» TAREA PLANTEADA
Copie literalmente el fragmento del texto proporcionado sobre la Navidad en Tembladera que va desde "Y, de un momento" hasta "sin té ni pan.", ambos incluidos.

» TEXTO PROPORCIONADO
↓↓↓
Y, de un momento a otro, aparecía la vaca loca echando chispas,
reventando cohetes y arremetiendo contra la gente que, en un santiamén, rompía
el perímetro humano para guarecerse en un lugar seguro.
Luego de la magia de los juegos artificiales, en casi todas las
navidades, a esa hora, empezaba a llover y me daba la sensación de que Dios
lloraba por los niños sin juguetes y por los hogares pobres sin té ni pan.
En esos momentos gran parte de los asistentes – especialmente los adultos
y niños – se retiraban a sus hogares, mientras que la mayoría de jóvenes se
abarrotaban en el mercado del pueblo – convertido, en esa ocasión, en un salón
de baile ubicado frente a la plaza de armas- donde amanecían bailando y
bebiendo al ritmo de orquestas afamadas como los Pakines, Fredy Roland, Los
Destellos y otras agrupaciones musicales.
El 25 de Diciembre era de Tembladera. Por sus calles, desde tempranas
horas, grupos de bellas pastoras ataviadas como campesinas cajamarquinas
bailaban y entonaban villancicos cuya música y ritmo del festivo folklore
departamental y su letra creada por la vena poética del pueblo constituían un
excelente aperitivo de tan importante fiesta.
En su amplio recorrido se detenían frente a las casas de ciudadanos
respetables para cantarles loas y recibir de éstos refrescos, chicha de jora o
pequeños aportes económicos para los festejos del próximo año.
Tenían como acompañante inseparable a un inquieto personaje que ocultaba
su identidad tras una máscara diabólica, cabalgaba en un palo de escoba y utilizaba un chicote largo con el que espantaba
a la multitud que seguía a las pastorcitas hasta los principales nacimientos de
la ciudad, donde adoraban al niño Jesús y, posteriormente, concursaban para que
un jurado exigente elija, entre ellas, a
la mejor banda pastoril.
Participaban varias bandas pastoriles entre las que destacaron por muchos
años las pastoras de doña Fauriciana, de las Ñascos, de doña Rosa Loje, de don
Guillermo, entre otras.
En la noche muchas familias concurrían a la iglesia para oír misa, luego
se reunían en sus hogares “porque la navidad es de los niños”, aunque daba la
impresión que era de los mayores porque en diferentes puntos del pueblo
resonaban las jaranas y abundaban borrachos que incluso protagonizaban riñas y
escándalos en ese día signado, paradójicamente, como una fecha de paz y amor.
En el 6 de Enero los festejos mayores se llevaban a cabo en Chungal,
caserío ubicado a corta distancia de Tembladera. Allí se escenificaba con gran
realismo la llegada de los suntuosos Reyes Magos a Jerusalén para anunciar el
nacimiento del niño Jesús.
↑↑↑
» DATOS DE ORIGEN
↓↓↓
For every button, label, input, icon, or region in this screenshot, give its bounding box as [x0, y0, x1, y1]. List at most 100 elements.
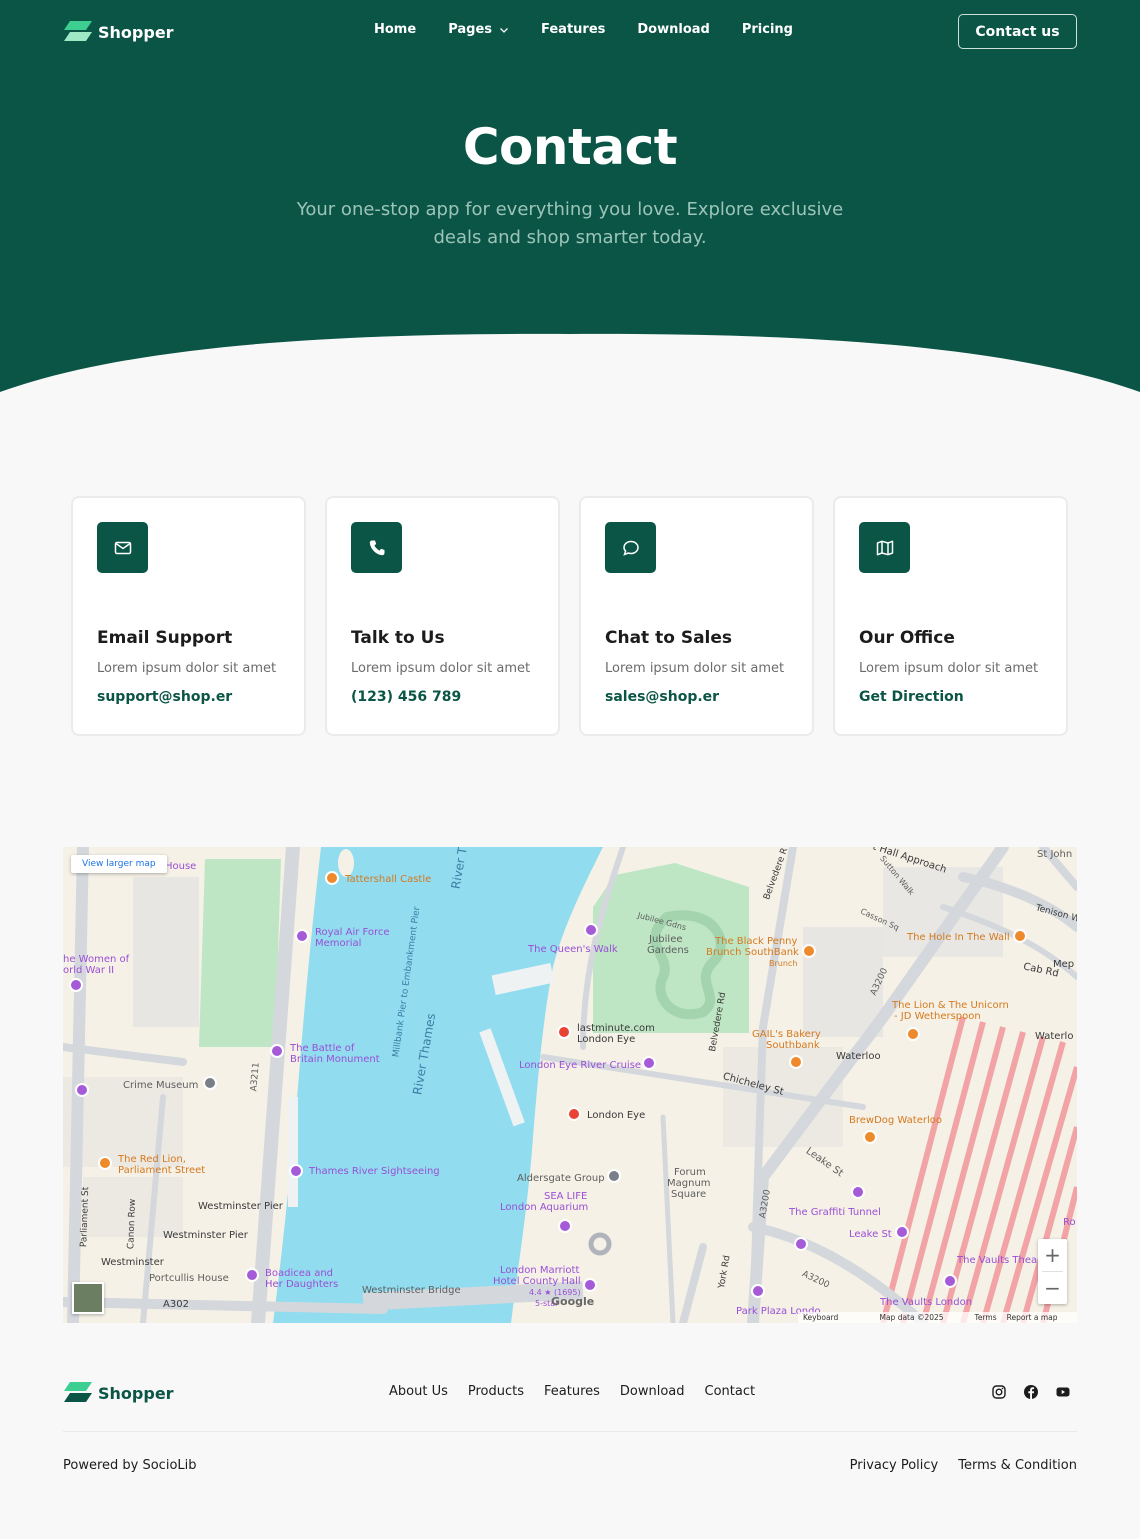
↑↑↑
» RESPUESTA ESCRITA
Y, de un momento a otro, aparecía la vaca loca echando chispas,
reventando cohetes y arremetiendo contra la gente que, en un santiamén, rompía
el perímetro humano para guarecerse en un lugar seguro.
Luego de la magia de los juegos artificiales, en casi todas las
navidades, a esa hora, empezaba a llover y me daba la sensación de que Dios
lloraba por los niños sin juguetes y por los hogares pobres sin té ni pan.